## SHORT TASK
Copy every line of the records below verbatim, leaving out the pictures.

## EXERCISE INPUTS
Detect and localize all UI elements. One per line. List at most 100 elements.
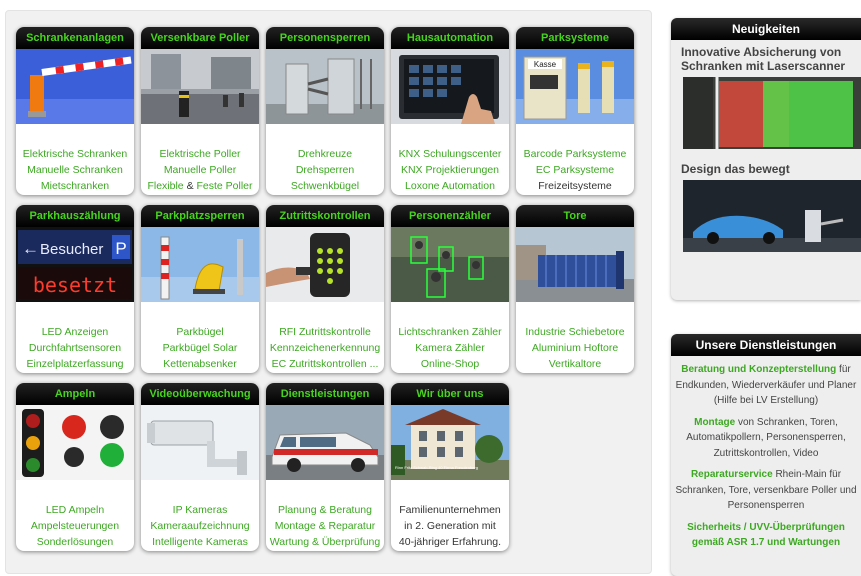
card-link[interactable]: IP Kameras — [141, 502, 259, 518]
people-counter-image[interactable] — [391, 227, 509, 302]
card-link[interactable]: Elektrische Poller — [141, 146, 259, 162]
parking-p-label: P — [115, 239, 126, 258]
card-link[interactable]: Lichtschranken Zähler — [391, 324, 509, 340]
turnstile-image[interactable] — [266, 49, 384, 124]
card-schrankenanlagen[interactable]: Schrankenanlagen Elektrische Schranken M… — [16, 27, 134, 195]
card-title[interactable]: Versenkbare Poller — [141, 27, 259, 49]
service-title[interactable]: Beratung und Konzepterstellung — [681, 364, 836, 375]
card-tore[interactable]: Tore Industrie Schiebetore Aluminium Hof… — [516, 205, 634, 373]
card-title[interactable]: Dienstleistungen — [266, 383, 384, 405]
separator: & — [183, 180, 197, 192]
parking-barrier-image[interactable] — [141, 227, 259, 302]
card-link[interactable]: Elektrische Schranken — [16, 146, 134, 162]
service-title[interactable]: Sicherheits / UVV-Überprüfungen gemäß AS… — [687, 522, 845, 549]
card-parkhauszaehlung[interactable]: Parkhauszählung ← Besucher P besetzt LED… — [16, 205, 134, 373]
card-link[interactable]: Drehkreuze — [266, 146, 384, 162]
card-title[interactable]: Personensperren — [266, 27, 384, 49]
card-link[interactable]: Manuelle Schranken — [16, 162, 134, 178]
design-image[interactable] — [683, 180, 861, 252]
card-link[interactable]: LED Ampeln — [16, 502, 134, 518]
card-link[interactable]: Online-Shop — [391, 356, 509, 372]
laserscanner-image[interactable] — [683, 77, 861, 149]
service-title[interactable]: Reparaturservice — [691, 469, 773, 480]
card-personenzaehler[interactable]: Personenzähler Lichtschranken Zähler Kam… — [391, 205, 509, 373]
card-wir-ueber-uns[interactable]: Wir über uns Rinn Fritz Schwab-Ring 40 F… — [391, 383, 509, 551]
camera-image[interactable] — [141, 405, 259, 480]
card-link[interactable]: Ampelsteuerungen — [16, 518, 134, 534]
card-links: Familienunternehmen in 2. Generation mit… — [391, 502, 509, 550]
card-title[interactable]: Parksysteme — [516, 27, 634, 49]
card-parksysteme[interactable]: Parksysteme Kasse Barcode Parksysteme EC… — [516, 27, 634, 195]
card-ampeln[interactable]: Ampeln LED Ampeln Ampelsteuerungen Sonde… — [16, 383, 134, 551]
card-title[interactable]: Videoüberwachung — [141, 383, 259, 405]
card-title[interactable]: Parkhauszählung — [16, 205, 134, 227]
card-link[interactable]: Loxone Automation — [391, 178, 509, 194]
card-link[interactable]: Kameraaufzeichnung — [141, 518, 259, 534]
card-link[interactable]: Intelligente Kameras — [141, 534, 259, 550]
card-link[interactable]: Mietschranken — [16, 178, 134, 194]
card-link[interactable]: EC Parksysteme — [516, 162, 634, 178]
card-links: RFI Zutrittskontrolle Kennzeichenerkennu… — [266, 324, 384, 372]
company-building-image[interactable]: Rinn Fritz Schwab-Ring 40 Firma Freudenb… — [391, 405, 509, 480]
news-panel: Neuigkeiten Innovative Absicherung von S… — [671, 18, 861, 300]
card-dienstleistungen[interactable]: Dienstleistungen Planung & Beratung Mont… — [266, 383, 384, 551]
card-links: Barcode Parksysteme EC Parksysteme Freiz… — [516, 146, 634, 194]
card-link[interactable]: Freizeitsysteme — [516, 178, 634, 194]
card-title[interactable]: Parkplatzsperren — [141, 205, 259, 227]
card-title[interactable]: Wir über uns — [391, 383, 509, 405]
card-title[interactable]: Schrankenanlagen — [16, 27, 134, 49]
card-link[interactable]: Flexible — [147, 180, 183, 192]
kasse-label: Kasse — [534, 60, 557, 69]
card-link[interactable]: Kennzeichenerkennung — [266, 340, 384, 356]
card-link[interactable]: Vertikaltore — [516, 356, 634, 372]
gate-image[interactable] — [516, 227, 634, 302]
card-link[interactable]: EC Zutrittskontrollen ... — [266, 356, 384, 372]
card-parkplatzsperren[interactable]: Parkplatzsperren Parkbügel Parkbügel Sol… — [141, 205, 259, 373]
bollard-image[interactable] — [141, 49, 259, 124]
service-title[interactable]: Montage — [694, 417, 735, 428]
card-title[interactable]: Tore — [516, 205, 634, 227]
card-link[interactable]: Planung & Beratung — [266, 502, 384, 518]
card-link[interactable]: Drehsperren — [266, 162, 384, 178]
card-link[interactable]: Barcode Parksysteme — [516, 146, 634, 162]
card-link[interactable]: Kamera Zähler — [391, 340, 509, 356]
card-link[interactable]: Aluminium Hoftore — [516, 340, 634, 356]
card-link[interactable]: Schwenkbügel — [266, 178, 384, 194]
card-videoueberwachung[interactable]: Videoüberwachung IP Kameras Kameraaufzei… — [141, 383, 259, 551]
card-link[interactable]: KNX Schulungscenter — [391, 146, 509, 162]
card-link[interactable]: LED Anzeigen — [16, 324, 134, 340]
keypad-image[interactable] — [266, 227, 384, 302]
card-link[interactable]: Kettenabsenker — [141, 356, 259, 372]
card-link[interactable]: Industrie Schiebetore — [516, 324, 634, 340]
product-grid: Schrankenanlagen Elektrische Schranken M… — [5, 10, 652, 574]
led-sign-image[interactable]: ← Besucher P besetzt — [16, 227, 134, 302]
card-link[interactable]: Montage & Reparatur — [266, 518, 384, 534]
card-link[interactable]: Durchfahrtsensoren — [16, 340, 134, 356]
card-link[interactable]: Einzelplatzerfassung — [16, 356, 134, 372]
touch-panel-image[interactable] — [391, 49, 509, 124]
barrier-image[interactable] — [16, 49, 134, 124]
card-title[interactable]: Personenzähler — [391, 205, 509, 227]
news-item-title[interactable]: Design das bewegt — [671, 159, 861, 176]
card-link[interactable]: Sonderlösungen — [16, 534, 134, 550]
card-title[interactable]: Zutrittskontrollen — [266, 205, 384, 227]
card-link[interactable]: Feste Poller — [197, 180, 253, 192]
card-versenkbare-poller[interactable]: Versenkbare Poller Elektrische Poller Ma… — [141, 27, 259, 195]
parking-terminal-image[interactable]: Kasse — [516, 49, 634, 124]
card-title[interactable]: Hausautomation — [391, 27, 509, 49]
card-link[interactable]: Manuelle Poller — [141, 162, 259, 178]
card-hausautomation[interactable]: Hausautomation KNX Schulungscenter KNX P… — [391, 27, 509, 195]
card-zutrittskontrollen[interactable]: Zutrittskontrollen RFI Zutrittskontrolle… — [266, 205, 384, 373]
news-item-title[interactable]: Innovative Absicherung von Schranken mit… — [671, 42, 861, 73]
card-link[interactable]: RFI Zutrittskontrolle — [266, 324, 384, 340]
card-link[interactable]: Parkbügel — [141, 324, 259, 340]
card-link[interactable]: KNX Projektierungen — [391, 162, 509, 178]
card-title[interactable]: Ampeln — [16, 383, 134, 405]
service-van-image[interactable] — [266, 405, 384, 480]
traffic-light-image[interactable] — [16, 405, 134, 480]
card-text: in 2. Generation mit — [404, 520, 496, 532]
card-personensperren[interactable]: Personensperren Drehkreuze Drehsperren S… — [266, 27, 384, 195]
card-text: Familienunternehmen — [399, 504, 501, 516]
card-link[interactable]: Wartung & Überprüfung — [266, 534, 384, 550]
card-link[interactable]: Parkbügel Solar — [141, 340, 259, 356]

## RESPONSE TO THE EXERCISE
Detect and localize all UI elements. One per line. List at most 100 elements.
card-link[interactable]: IP Kameras — [141, 502, 259, 518]
people-counter-image[interactable] — [391, 227, 509, 302]
card-link[interactable]: Elektrische Poller — [141, 146, 259, 162]
parking-p-label: P — [115, 239, 126, 258]
card-link[interactable]: Lichtschranken Zähler — [391, 324, 509, 340]
turnstile-image[interactable] — [266, 49, 384, 124]
card-schrankenanlagen[interactable]: Schrankenanlagen Elektrische Schranken M… — [16, 27, 134, 195]
card-title[interactable]: Versenkbare Poller — [141, 27, 259, 49]
service-title[interactable]: Beratung und Konzepterstellung — [681, 364, 836, 375]
card-tore[interactable]: Tore Industrie Schiebetore Aluminium Hof… — [516, 205, 634, 373]
card-title[interactable]: Dienstleistungen — [266, 383, 384, 405]
separator: & — [183, 180, 197, 192]
parking-barrier-image[interactable] — [141, 227, 259, 302]
card-link[interactable]: Elektrische Schranken — [16, 146, 134, 162]
service-title[interactable]: Sicherheits / UVV-Überprüfungen gemäß AS… — [687, 522, 845, 549]
card-parkhauszaehlung[interactable]: Parkhauszählung ← Besucher P besetzt LED… — [16, 205, 134, 373]
card-link[interactable]: Drehkreuze — [266, 146, 384, 162]
card-title[interactable]: Personensperren — [266, 27, 384, 49]
card-link[interactable]: Manuelle Schranken — [16, 162, 134, 178]
design-image[interactable] — [683, 180, 861, 252]
card-link[interactable]: LED Ampeln — [16, 502, 134, 518]
card-link[interactable]: Online-Shop — [391, 356, 509, 372]
laserscanner-image[interactable] — [683, 77, 861, 149]
service-title[interactable]: Reparaturservice — [691, 469, 773, 480]
card-personenzaehler[interactable]: Personenzähler Lichtschranken Zähler Kam… — [391, 205, 509, 373]
card-wir-ueber-uns[interactable]: Wir über uns Rinn Fritz Schwab-Ring 40 F… — [391, 383, 509, 551]
camera-image[interactable] — [141, 405, 259, 480]
card-link[interactable]: Ampelsteuerungen — [16, 518, 134, 534]
card-links: Familienunternehmen in 2. Generation mit… — [391, 502, 509, 550]
card-title[interactable]: Parksysteme — [516, 27, 634, 49]
card-parksysteme[interactable]: Parksysteme Kasse Barcode Parksysteme EC… — [516, 27, 634, 195]
card-ampeln[interactable]: Ampeln LED Ampeln Ampelsteuerungen Sonde… — [16, 383, 134, 551]
card-title[interactable]: Videoüberwachung — [141, 383, 259, 405]
card-title[interactable]: Parkhauszählung — [16, 205, 134, 227]
card-link[interactable]: Loxone Automation — [391, 178, 509, 194]
card-link[interactable]: Kameraaufzeichnung — [141, 518, 259, 534]
card-link[interactable]: Intelligente Kameras — [141, 534, 259, 550]
card-link[interactable]: Mietschranken — [16, 178, 134, 194]
card-link[interactable]: EC Parksysteme — [516, 162, 634, 178]
card-links: RFI Zutrittskontrolle Kennzeichenerkennu… — [266, 324, 384, 372]
company-building-image[interactable]: Rinn Fritz Schwab-Ring 40 Firma Freudenb… — [391, 405, 509, 480]
news-panel: Neuigkeiten Innovative Absicherung von S… — [671, 18, 861, 300]
card-dienstleistungen[interactable]: Dienstleistungen Planung & Beratung Mont… — [266, 383, 384, 551]
card-links: Barcode Parksysteme EC Parksysteme Freiz… — [516, 146, 634, 194]
card-link[interactable]: Freizeitsysteme — [516, 178, 634, 194]
card-title[interactable]: Parkplatzsperren — [141, 205, 259, 227]
card-title[interactable]: Wir über uns — [391, 383, 509, 405]
card-title[interactable]: Schrankenanlagen — [16, 27, 134, 49]
card-link[interactable]: Flexible — [147, 180, 183, 192]
kasse-label: Kasse — [534, 60, 557, 69]
card-link[interactable]: Kennzeichenerkennung — [266, 340, 384, 356]
card-link[interactable]: Vertikaltore — [516, 356, 634, 372]
gate-image[interactable] — [516, 227, 634, 302]
card-link[interactable]: EC Zutrittskontrollen ... — [266, 356, 384, 372]
card-parkplatzsperren[interactable]: Parkplatzsperren Parkbügel Parkbügel Sol… — [141, 205, 259, 373]
bollard-image[interactable] — [141, 49, 259, 124]
service-title[interactable]: Montage — [694, 417, 735, 428]
card-title[interactable]: Tore — [516, 205, 634, 227]
card-link[interactable]: Planung & Beratung — [266, 502, 384, 518]
card-link[interactable]: Drehsperren — [266, 162, 384, 178]
card-link[interactable]: Barcode Parksysteme — [516, 146, 634, 162]
card-link[interactable]: Kamera Zähler — [391, 340, 509, 356]
card-link[interactable]: Aluminium Hoftore — [516, 340, 634, 356]
card-link[interactable]: Schwenkbügel — [266, 178, 384, 194]
card-videoueberwachung[interactable]: Videoüberwachung IP Kameras Kameraaufzei… — [141, 383, 259, 551]
card-link[interactable]: KNX Schulungscenter — [391, 146, 509, 162]
card-link[interactable]: LED Anzeigen — [16, 324, 134, 340]
keypad-image[interactable] — [266, 227, 384, 302]
card-link[interactable]: Kettenabsenker — [141, 356, 259, 372]
card-link[interactable]: Industrie Schiebetore — [516, 324, 634, 340]
product-grid: Schrankenanlagen Elektrische Schranken M… — [5, 10, 652, 574]
led-sign-image[interactable]: ← Besucher P besetzt — [16, 227, 134, 302]
card-link[interactable]: Montage & Reparatur — [266, 518, 384, 534]
card-link[interactable]: Durchfahrtsensoren — [16, 340, 134, 356]
card-link[interactable]: Einzelplatzerfassung — [16, 356, 134, 372]
touch-panel-image[interactable] — [391, 49, 509, 124]
barrier-image[interactable] — [16, 49, 134, 124]
card-title[interactable]: Personenzähler — [391, 205, 509, 227]
news-item-title[interactable]: Design das bewegt — [671, 159, 861, 176]
card-link[interactable]: Sonderlösungen — [16, 534, 134, 550]
card-title[interactable]: Zutrittskontrollen — [266, 205, 384, 227]
card-link[interactable]: Feste Poller — [197, 180, 253, 192]
card-versenkbare-poller[interactable]: Versenkbare Poller Elektrische Poller Ma… — [141, 27, 259, 195]
parking-terminal-image[interactable]: Kasse — [516, 49, 634, 124]
card-title[interactable]: Hausautomation — [391, 27, 509, 49]
card-link[interactable]: Manuelle Poller — [141, 162, 259, 178]
card-hausautomation[interactable]: Hausautomation KNX Schulungscenter KNX P… — [391, 27, 509, 195]
card-zutrittskontrollen[interactable]: Zutrittskontrollen RFI Zutrittskontrolle… — [266, 205, 384, 373]
news-item-title[interactable]: Innovative Absicherung von Schranken mit… — [671, 42, 861, 73]
card-link[interactable]: RFI Zutrittskontrolle — [266, 324, 384, 340]
card-link[interactable]: Parkbügel — [141, 324, 259, 340]
card-link[interactable]: KNX Projektierungen — [391, 162, 509, 178]
card-title[interactable]: Ampeln — [16, 383, 134, 405]
service-van-image[interactable] — [266, 405, 384, 480]
traffic-light-image[interactable] — [16, 405, 134, 480]
card-text: in 2. Generation mit — [404, 520, 496, 532]
card-personensperren[interactable]: Personensperren Drehkreuze Drehsperren S… — [266, 27, 384, 195]
card-text: Familienunternehmen — [399, 504, 501, 516]
card-link[interactable]: Wartung & Überprüfung — [266, 534, 384, 550]
card-link[interactable]: Parkbügel Solar — [141, 340, 259, 356]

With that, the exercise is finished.